▶ Stated exercise
Copy out each line of the data holding "JSON".

>> start Material for the task

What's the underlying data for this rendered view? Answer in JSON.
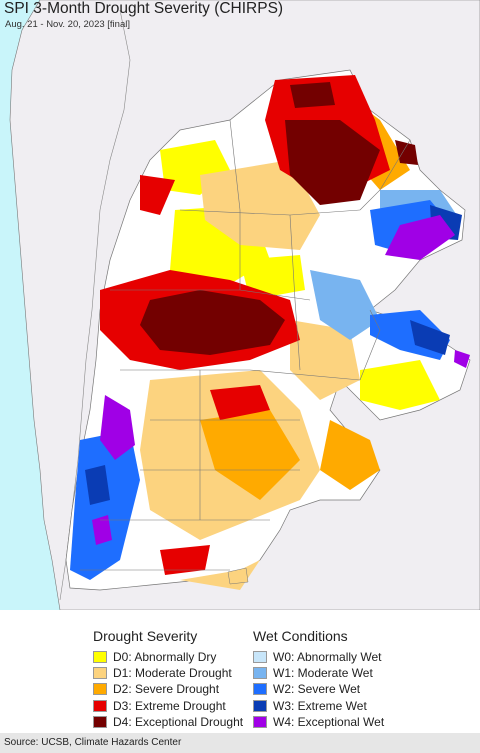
{
  "title": "SPI 3-Month Drought Severity (CHIRPS)",
  "subtitle": "Aug. 21 - Nov. 20, 2023 [final]",
  "legend": {
    "drought_title": "Drought Severity",
    "wet_title": "Wet Conditions",
    "drought": [
      {
        "label": "D0: Abnormally Dry",
        "color": "#ffff00"
      },
      {
        "label": "D1: Moderate Drought",
        "color": "#fcd37f"
      },
      {
        "label": "D2: Severe Drought",
        "color": "#ffaa00"
      },
      {
        "label": "D3: Extreme Drought",
        "color": "#e60000"
      },
      {
        "label": "D4: Exceptional Drought",
        "color": "#730000"
      }
    ],
    "wet": [
      {
        "label": "W0: Abnormally Wet",
        "color": "#c8e6fa"
      },
      {
        "label": "W1: Moderate Wet",
        "color": "#78b4f0"
      },
      {
        "label": "W2: Severe Wet",
        "color": "#1e6eff"
      },
      {
        "label": "W3: Extreme Wet",
        "color": "#0a3cb4"
      },
      {
        "label": "W4: Exceptional Wet",
        "color": "#a000e6"
      }
    ]
  },
  "map_colors": {
    "ocean": "#c9f5fa",
    "land_other": "#f0eef2",
    "no_drought": "#ffffff",
    "border": "#777777"
  },
  "source": "Source: UCSB, Climate Hazards Center"
}
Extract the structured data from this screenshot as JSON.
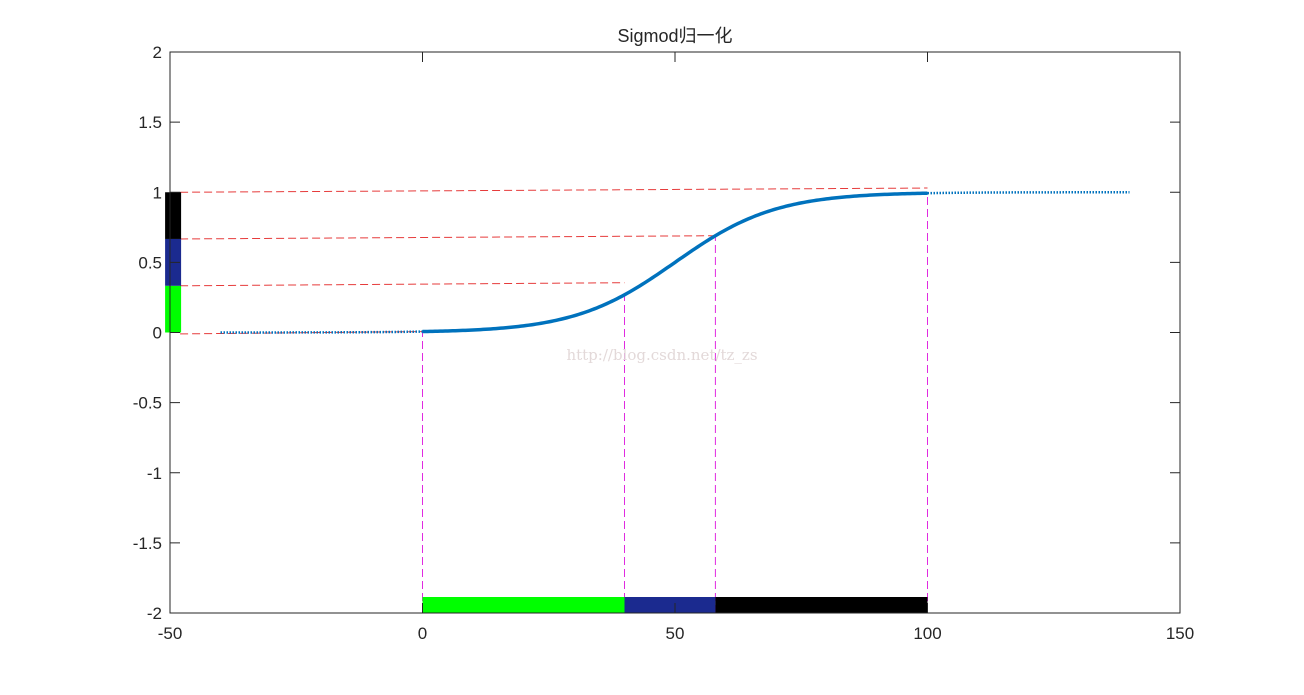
{
  "chart_data": {
    "type": "line",
    "title": "Sigmod归一化",
    "xlabel": "",
    "ylabel": "",
    "xlim": [
      -50,
      150
    ],
    "ylim": [
      -2,
      2
    ],
    "xticks": [
      -50,
      0,
      50,
      100,
      150
    ],
    "yticks": [
      -2,
      -1.5,
      -1,
      -0.5,
      0,
      0.5,
      1,
      1.5,
      2
    ],
    "xtick_labels": [
      "-50",
      "0",
      "50",
      "100",
      "150"
    ],
    "ytick_labels": [
      "-2",
      "-1.5",
      "-1",
      "-0.5",
      "0",
      "0.5",
      "1",
      "1.5",
      "2"
    ],
    "grid": false,
    "box": true,
    "series": [
      {
        "style": "solid",
        "color": "#0072bd",
        "function": "sigmoid",
        "center": 50,
        "scale": 0.1,
        "x_range": [
          0,
          100
        ]
      },
      {
        "style": "dotted",
        "color": "#0072bd",
        "function": "sigmoid",
        "center": 50,
        "scale": 0.1,
        "x_range": [
          -40,
          0
        ]
      },
      {
        "style": "dotted",
        "color": "#0072bd",
        "function": "sigmoid",
        "center": 50,
        "scale": 0.1,
        "x_range": [
          100,
          140
        ]
      }
    ],
    "vertical_guides": {
      "color": "#e02be0",
      "style": "dashed",
      "lines": [
        {
          "x": 0,
          "y_top": 0.0067
        },
        {
          "x": 40,
          "y_top": 0.269
        },
        {
          "x": 58,
          "y_top": 0.69
        },
        {
          "x": 100,
          "y_top": 0.993
        }
      ]
    },
    "horizontal_guides": {
      "color": "#e63b3b",
      "style": "dashed",
      "lines": [
        {
          "x_from": -48,
          "y_from": -0.01,
          "x_to": 0,
          "y_to": 0.0067
        },
        {
          "x_from": -48,
          "y_from": 0.333,
          "x_to": 40,
          "y_to": 0.355
        },
        {
          "x_from": -48,
          "y_from": 0.667,
          "x_to": 58,
          "y_to": 0.69
        },
        {
          "x_from": -48,
          "y_from": 1.0,
          "x_to": 100,
          "y_to": 1.03
        }
      ]
    },
    "x_segments": [
      {
        "x_from": 0,
        "x_to": 40,
        "color": "#00ff00"
      },
      {
        "x_from": 40,
        "x_to": 58,
        "color": "#1b2a8f"
      },
      {
        "x_from": 58,
        "x_to": 100,
        "color": "#000000"
      }
    ],
    "y_segments": [
      {
        "y_from": 0,
        "y_to": 0.333,
        "color": "#00ff00"
      },
      {
        "y_from": 0.333,
        "y_to": 0.667,
        "color": "#1b2a8f"
      },
      {
        "y_from": 0.667,
        "y_to": 1.0,
        "color": "#000000"
      }
    ]
  },
  "watermark": "http://blog.csdn.net/tz_zs",
  "colors": {
    "background": "#ffffff",
    "axis": "#262626"
  }
}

>> end Material for the task

▶ Response to this exercise
What's the underlying data for this rendered view? Answer in JSON.
Extract the structured data from this screenshot as JSON.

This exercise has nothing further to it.